------ DATASET ENTRIES
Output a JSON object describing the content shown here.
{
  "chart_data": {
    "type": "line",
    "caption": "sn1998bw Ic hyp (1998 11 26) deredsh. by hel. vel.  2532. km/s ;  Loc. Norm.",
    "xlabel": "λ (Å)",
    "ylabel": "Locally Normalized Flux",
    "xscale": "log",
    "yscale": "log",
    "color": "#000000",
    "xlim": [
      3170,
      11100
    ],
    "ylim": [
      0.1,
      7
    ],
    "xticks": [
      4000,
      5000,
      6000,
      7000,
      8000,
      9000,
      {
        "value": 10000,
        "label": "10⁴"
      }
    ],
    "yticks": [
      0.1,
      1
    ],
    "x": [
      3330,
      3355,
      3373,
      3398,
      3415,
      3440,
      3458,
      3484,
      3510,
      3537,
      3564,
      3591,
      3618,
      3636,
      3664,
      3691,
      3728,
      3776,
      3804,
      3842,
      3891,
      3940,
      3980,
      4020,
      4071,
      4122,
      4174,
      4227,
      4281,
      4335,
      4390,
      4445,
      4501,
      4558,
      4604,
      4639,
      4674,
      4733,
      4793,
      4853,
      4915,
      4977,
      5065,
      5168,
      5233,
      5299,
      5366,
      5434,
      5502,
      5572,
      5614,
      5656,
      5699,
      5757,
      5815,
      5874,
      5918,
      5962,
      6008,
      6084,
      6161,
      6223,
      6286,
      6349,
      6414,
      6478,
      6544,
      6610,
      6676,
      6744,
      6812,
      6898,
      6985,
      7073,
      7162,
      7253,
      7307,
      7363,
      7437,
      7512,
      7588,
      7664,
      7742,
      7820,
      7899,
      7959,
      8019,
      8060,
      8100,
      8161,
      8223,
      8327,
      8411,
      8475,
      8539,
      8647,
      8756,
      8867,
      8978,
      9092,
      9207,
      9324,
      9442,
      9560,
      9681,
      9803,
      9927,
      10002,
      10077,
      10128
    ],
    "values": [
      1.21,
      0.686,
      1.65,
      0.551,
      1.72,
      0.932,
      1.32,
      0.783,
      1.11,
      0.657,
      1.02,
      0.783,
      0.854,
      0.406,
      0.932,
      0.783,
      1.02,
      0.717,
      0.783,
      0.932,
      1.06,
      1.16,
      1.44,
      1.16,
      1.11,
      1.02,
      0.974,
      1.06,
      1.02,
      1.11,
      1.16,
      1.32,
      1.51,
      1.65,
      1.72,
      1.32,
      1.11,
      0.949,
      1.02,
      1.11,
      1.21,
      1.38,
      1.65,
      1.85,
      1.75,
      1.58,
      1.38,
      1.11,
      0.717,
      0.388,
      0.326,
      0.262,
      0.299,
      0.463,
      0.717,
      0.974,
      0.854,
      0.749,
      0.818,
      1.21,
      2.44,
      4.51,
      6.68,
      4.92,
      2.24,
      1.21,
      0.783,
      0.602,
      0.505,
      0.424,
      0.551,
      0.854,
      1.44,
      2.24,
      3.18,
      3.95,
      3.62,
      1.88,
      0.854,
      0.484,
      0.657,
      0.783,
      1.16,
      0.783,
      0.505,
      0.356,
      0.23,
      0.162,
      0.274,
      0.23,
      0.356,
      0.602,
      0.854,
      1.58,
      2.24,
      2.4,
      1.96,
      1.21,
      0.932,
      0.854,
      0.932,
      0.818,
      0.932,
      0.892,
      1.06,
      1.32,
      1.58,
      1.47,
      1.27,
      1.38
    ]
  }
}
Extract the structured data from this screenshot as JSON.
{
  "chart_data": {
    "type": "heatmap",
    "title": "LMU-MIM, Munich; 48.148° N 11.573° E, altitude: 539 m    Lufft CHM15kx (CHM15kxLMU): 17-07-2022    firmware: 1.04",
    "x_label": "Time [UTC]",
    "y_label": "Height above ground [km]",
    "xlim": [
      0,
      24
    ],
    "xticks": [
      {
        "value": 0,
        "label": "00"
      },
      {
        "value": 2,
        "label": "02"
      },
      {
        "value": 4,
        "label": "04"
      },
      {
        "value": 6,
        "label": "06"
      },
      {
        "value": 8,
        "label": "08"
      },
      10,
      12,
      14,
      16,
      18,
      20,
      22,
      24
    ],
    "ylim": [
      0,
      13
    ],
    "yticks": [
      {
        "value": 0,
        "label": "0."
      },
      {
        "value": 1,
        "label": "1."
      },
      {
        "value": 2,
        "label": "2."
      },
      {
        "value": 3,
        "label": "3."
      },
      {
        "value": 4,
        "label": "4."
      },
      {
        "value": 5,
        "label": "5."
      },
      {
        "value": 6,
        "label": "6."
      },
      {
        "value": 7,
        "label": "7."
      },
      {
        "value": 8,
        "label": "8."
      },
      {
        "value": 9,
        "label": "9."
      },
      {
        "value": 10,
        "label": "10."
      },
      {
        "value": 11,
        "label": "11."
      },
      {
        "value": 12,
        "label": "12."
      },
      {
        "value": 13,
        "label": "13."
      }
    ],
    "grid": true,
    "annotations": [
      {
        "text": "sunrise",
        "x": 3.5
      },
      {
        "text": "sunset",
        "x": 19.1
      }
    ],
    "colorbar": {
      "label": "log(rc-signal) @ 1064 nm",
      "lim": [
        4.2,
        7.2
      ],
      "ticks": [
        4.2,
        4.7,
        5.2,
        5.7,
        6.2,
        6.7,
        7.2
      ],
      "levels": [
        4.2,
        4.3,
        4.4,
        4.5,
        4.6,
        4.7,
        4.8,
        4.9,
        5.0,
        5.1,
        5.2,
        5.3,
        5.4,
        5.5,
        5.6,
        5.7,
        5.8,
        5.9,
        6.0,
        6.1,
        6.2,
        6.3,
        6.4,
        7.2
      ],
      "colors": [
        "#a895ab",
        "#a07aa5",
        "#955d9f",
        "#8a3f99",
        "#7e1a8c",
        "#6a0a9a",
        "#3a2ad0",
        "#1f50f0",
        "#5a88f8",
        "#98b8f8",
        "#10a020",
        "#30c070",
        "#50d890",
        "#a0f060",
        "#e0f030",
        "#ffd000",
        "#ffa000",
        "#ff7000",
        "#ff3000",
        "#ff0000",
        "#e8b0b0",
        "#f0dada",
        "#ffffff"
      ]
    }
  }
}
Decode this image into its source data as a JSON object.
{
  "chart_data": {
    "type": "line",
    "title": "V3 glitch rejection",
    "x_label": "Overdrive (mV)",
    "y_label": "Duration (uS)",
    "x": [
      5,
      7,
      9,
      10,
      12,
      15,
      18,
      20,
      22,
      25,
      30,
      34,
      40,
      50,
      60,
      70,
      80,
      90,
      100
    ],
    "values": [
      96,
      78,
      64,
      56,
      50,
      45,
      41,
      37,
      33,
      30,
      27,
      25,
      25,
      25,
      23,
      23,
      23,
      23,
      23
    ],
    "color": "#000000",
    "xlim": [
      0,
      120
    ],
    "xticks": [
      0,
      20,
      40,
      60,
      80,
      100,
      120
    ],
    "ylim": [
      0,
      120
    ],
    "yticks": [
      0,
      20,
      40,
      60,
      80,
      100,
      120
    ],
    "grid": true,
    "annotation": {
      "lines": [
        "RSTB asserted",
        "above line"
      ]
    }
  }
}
------------
Restate the records, all of them, precisely as written.

▸ TASK RESPONSE:
Output a JSON object describing the content shown here.
{
  "chart_data": {
    "type": "line",
    "caption": "sn1998bw Ic hyp (1998 11 26) deredsh. by hel. vel.  2532. km/s ;  Loc. Norm.",
    "xlabel": "λ (Å)",
    "ylabel": "Locally Normalized Flux",
    "xscale": "log",
    "yscale": "log",
    "color": "#000000",
    "xlim": [
      3170,
      11100
    ],
    "ylim": [
      0.1,
      7
    ],
    "xticks": [
      4000,
      5000,
      6000,
      7000,
      8000,
      9000,
      {
        "value": 10000,
        "label": "10⁴"
      }
    ],
    "yticks": [
      0.1,
      1
    ],
    "x": [
      3330,
      3355,
      3373,
      3398,
      3415,
      3440,
      3458,
      3484,
      3510,
      3537,
      3564,
      3591,
      3618,
      3636,
      3664,
      3691,
      3728,
      3776,
      3804,
      3842,
      3891,
      3940,
      3980,
      4020,
      4071,
      4122,
      4174,
      4227,
      4281,
      4335,
      4390,
      4445,
      4501,
      4558,
      4604,
      4639,
      4674,
      4733,
      4793,
      4853,
      4915,
      4977,
      5065,
      5168,
      5233,
      5299,
      5366,
      5434,
      5502,
      5572,
      5614,
      5656,
      5699,
      5757,
      5815,
      5874,
      5918,
      5962,
      6008,
      6084,
      6161,
      6223,
      6286,
      6349,
      6414,
      6478,
      6544,
      6610,
      6676,
      6744,
      6812,
      6898,
      6985,
      7073,
      7162,
      7253,
      7307,
      7363,
      7437,
      7512,
      7588,
      7664,
      7742,
      7820,
      7899,
      7959,
      8019,
      8060,
      8100,
      8161,
      8223,
      8327,
      8411,
      8475,
      8539,
      8647,
      8756,
      8867,
      8978,
      9092,
      9207,
      9324,
      9442,
      9560,
      9681,
      9803,
      9927,
      10002,
      10077,
      10128
    ],
    "values": [
      1.21,
      0.686,
      1.65,
      0.551,
      1.72,
      0.932,
      1.32,
      0.783,
      1.11,
      0.657,
      1.02,
      0.783,
      0.854,
      0.406,
      0.932,
      0.783,
      1.02,
      0.717,
      0.783,
      0.932,
      1.06,
      1.16,
      1.44,
      1.16,
      1.11,
      1.02,
      0.974,
      1.06,
      1.02,
      1.11,
      1.16,
      1.32,
      1.51,
      1.65,
      1.72,
      1.32,
      1.11,
      0.949,
      1.02,
      1.11,
      1.21,
      1.38,
      1.65,
      1.85,
      1.75,
      1.58,
      1.38,
      1.11,
      0.717,
      0.388,
      0.326,
      0.262,
      0.299,
      0.463,
      0.717,
      0.974,
      0.854,
      0.749,
      0.818,
      1.21,
      2.44,
      4.51,
      6.68,
      4.92,
      2.24,
      1.21,
      0.783,
      0.602,
      0.505,
      0.424,
      0.551,
      0.854,
      1.44,
      2.24,
      3.18,
      3.95,
      3.62,
      1.88,
      0.854,
      0.484,
      0.657,
      0.783,
      1.16,
      0.783,
      0.505,
      0.356,
      0.23,
      0.162,
      0.274,
      0.23,
      0.356,
      0.602,
      0.854,
      1.58,
      2.24,
      2.4,
      1.96,
      1.21,
      0.932,
      0.854,
      0.932,
      0.818,
      0.932,
      0.892,
      1.06,
      1.32,
      1.58,
      1.47,
      1.27,
      1.38
    ]
  }
}
Extract the structured data from this screenshot as JSON.
{
  "chart_data": {
    "type": "heatmap",
    "title": "LMU-MIM, Munich; 48.148° N 11.573° E, altitude: 539 m    Lufft CHM15kx (CHM15kxLMU): 17-07-2022    firmware: 1.04",
    "x_label": "Time [UTC]",
    "y_label": "Height above ground [km]",
    "xlim": [
      0,
      24
    ],
    "xticks": [
      {
        "value": 0,
        "label": "00"
      },
      {
        "value": 2,
        "label": "02"
      },
      {
        "value": 4,
        "label": "04"
      },
      {
        "value": 6,
        "label": "06"
      },
      {
        "value": 8,
        "label": "08"
      },
      10,
      12,
      14,
      16,
      18,
      20,
      22,
      24
    ],
    "ylim": [
      0,
      13
    ],
    "yticks": [
      {
        "value": 0,
        "label": "0."
      },
      {
        "value": 1,
        "label": "1."
      },
      {
        "value": 2,
        "label": "2."
      },
      {
        "value": 3,
        "label": "3."
      },
      {
        "value": 4,
        "label": "4."
      },
      {
        "value": 5,
        "label": "5."
      },
      {
        "value": 6,
        "label": "6."
      },
      {
        "value": 7,
        "label": "7."
      },
      {
        "value": 8,
        "label": "8."
      },
      {
        "value": 9,
        "label": "9."
      },
      {
        "value": 10,
        "label": "10."
      },
      {
        "value": 11,
        "label": "11."
      },
      {
        "value": 12,
        "label": "12."
      },
      {
        "value": 13,
        "label": "13."
      }
    ],
    "grid": true,
    "annotations": [
      {
        "text": "sunrise",
        "x": 3.5
      },
      {
        "text": "sunset",
        "x": 19.1
      }
    ],
    "colorbar": {
      "label": "log(rc-signal) @ 1064 nm",
      "lim": [
        4.2,
        7.2
      ],
      "ticks": [
        4.2,
        4.7,
        5.2,
        5.7,
        6.2,
        6.7,
        7.2
      ],
      "levels": [
        4.2,
        4.3,
        4.4,
        4.5,
        4.6,
        4.7,
        4.8,
        4.9,
        5.0,
        5.1,
        5.2,
        5.3,
        5.4,
        5.5,
        5.6,
        5.7,
        5.8,
        5.9,
        6.0,
        6.1,
        6.2,
        6.3,
        6.4,
        7.2
      ],
      "colors": [
        "#a895ab",
        "#a07aa5",
        "#955d9f",
        "#8a3f99",
        "#7e1a8c",
        "#6a0a9a",
        "#3a2ad0",
        "#1f50f0",
        "#5a88f8",
        "#98b8f8",
        "#10a020",
        "#30c070",
        "#50d890",
        "#a0f060",
        "#e0f030",
        "#ffd000",
        "#ffa000",
        "#ff7000",
        "#ff3000",
        "#ff0000",
        "#e8b0b0",
        "#f0dada",
        "#ffffff"
      ]
    }
  }
}
Decode this image into its source data as a JSON object.
{
  "chart_data": {
    "type": "line",
    "title": "V3 glitch rejection",
    "x_label": "Overdrive (mV)",
    "y_label": "Duration (uS)",
    "x": [
      5,
      7,
      9,
      10,
      12,
      15,
      18,
      20,
      22,
      25,
      30,
      34,
      40,
      50,
      60,
      70,
      80,
      90,
      100
    ],
    "values": [
      96,
      78,
      64,
      56,
      50,
      45,
      41,
      37,
      33,
      30,
      27,
      25,
      25,
      25,
      23,
      23,
      23,
      23,
      23
    ],
    "color": "#000000",
    "xlim": [
      0,
      120
    ],
    "xticks": [
      0,
      20,
      40,
      60,
      80,
      100,
      120
    ],
    "ylim": [
      0,
      120
    ],
    "yticks": [
      0,
      20,
      40,
      60,
      80,
      100,
      120
    ],
    "grid": true,
    "annotation": {
      "lines": [
        "RSTB asserted",
        "above line"
      ]
    }
  }
}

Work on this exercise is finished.